Aim - Without including any images, reproduce each entry exactly.

-- Start --

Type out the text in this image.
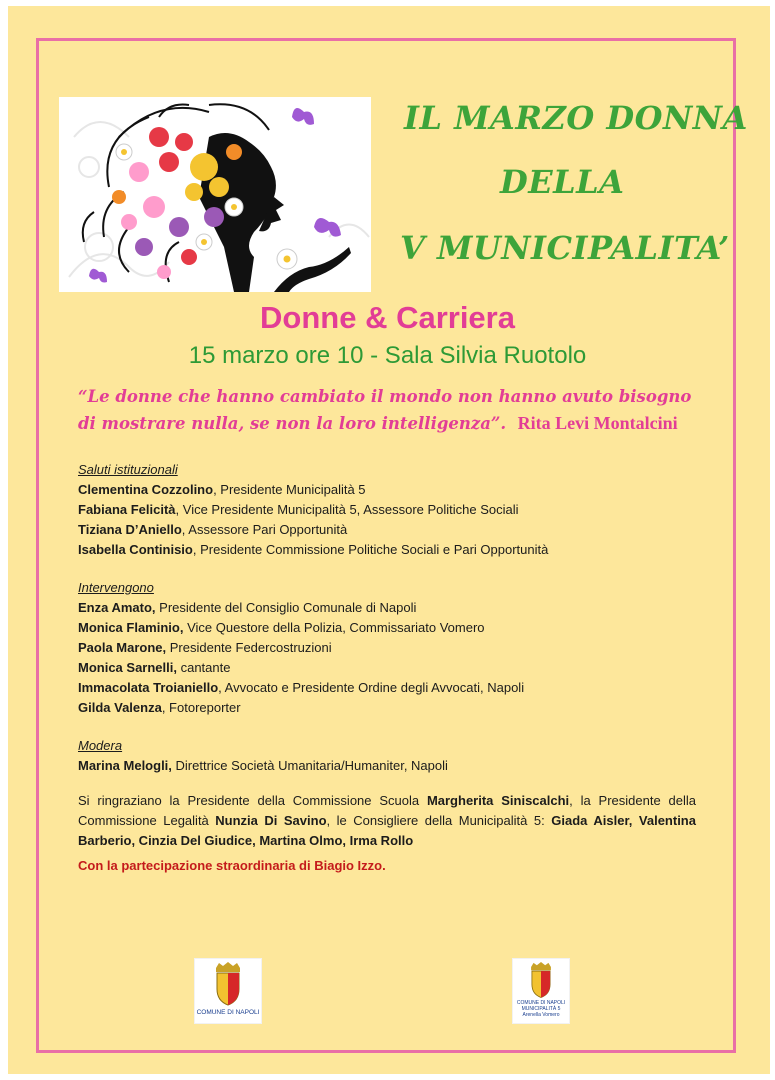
IL MARZO DONNA
DELLA
V MUNICIPALITA’
Donne & Carriera
15 marzo ore 10 - Sala Silvia Ruotolo
“Le donne che hanno cambiato il mondo non hanno avuto bisogno
di mostrare nulla, se non la loro intelligenza”. Rita Levi Montalcini
Saluti istituzionali
Clementina Cozzolino, Presidente Municipalità 5
Fabiana Felicità, Vice Presidente Municipalità 5, Assessore Politiche Sociali
Tiziana D’Aniello, Assessore Pari Opportunità
Isabella Continisio, Presidente Commissione Politiche Sociali e Pari Opportunità
Intervengono
Enza Amato, Presidente del Consiglio Comunale di Napoli
Monica Flaminio, Vice Questore della Polizia, Commissariato Vomero
Paola Marone, Presidente Federcostruzioni
Monica Sarnelli, cantante
Immacolata Troianiello, Avvocato e Presidente Ordine degli Avvocati, Napoli
Gilda Valenza, Fotoreporter
Modera
Marina Melogli, Direttrice Società Umanitaria/Humaniter, Napoli
Si ringraziano la Presidente della Commissione Scuola Margherita Siniscalchi, la Presidente della Commissione Legalità Nunzia Di Savino, le Consigliere della Municipalità 5: Giada Aisler, Valentina Barberio, Cinzia Del Giudice, Martina Olmo, Irma Rollo
Con la partecipazione straordinaria di Biagio Izzo.
COMUNE DI NAPOLI
COMUNE DI NAPOLI
MUNICIPALITÀ 5
Arenella Vomero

-- End --

Exercise response -
Type out the text in this image.
IL MARZO DONNA
DELLA
V MUNICIPALITA’
Donne & Carriera
15 marzo ore 10 - Sala Silvia Ruotolo
“Le donne che hanno cambiato il mondo non hanno avuto bisogno
di mostrare nulla, se non la loro intelligenza”. Rita Levi Montalcini
Saluti istituzionali
Clementina Cozzolino, Presidente Municipalità 5
Fabiana Felicità, Vice Presidente Municipalità 5, Assessore Politiche Sociali
Tiziana D’Aniello, Assessore Pari Opportunità
Isabella Continisio, Presidente Commissione Politiche Sociali e Pari Opportunità
Intervengono
Enza Amato, Presidente del Consiglio Comunale di Napoli
Monica Flaminio, Vice Questore della Polizia, Commissariato Vomero
Paola Marone, Presidente Federcostruzioni
Monica Sarnelli, cantante
Immacolata Troianiello, Avvocato e Presidente Ordine degli Avvocati, Napoli
Gilda Valenza, Fotoreporter
Modera
Marina Melogli, Direttrice Società Umanitaria/Humaniter, Napoli
Si ringraziano la Presidente della Commissione Scuola Margherita Siniscalchi, la Presidente della Commissione Legalità Nunzia Di Savino, le Consigliere della Municipalità 5: Giada Aisler, Valentina Barberio, Cinzia Del Giudice, Martina Olmo, Irma Rollo
Con la partecipazione straordinaria di Biagio Izzo.
COMUNE DI NAPOLI
COMUNE DI NAPOLI
MUNICIPALITÀ 5
Arenella Vomero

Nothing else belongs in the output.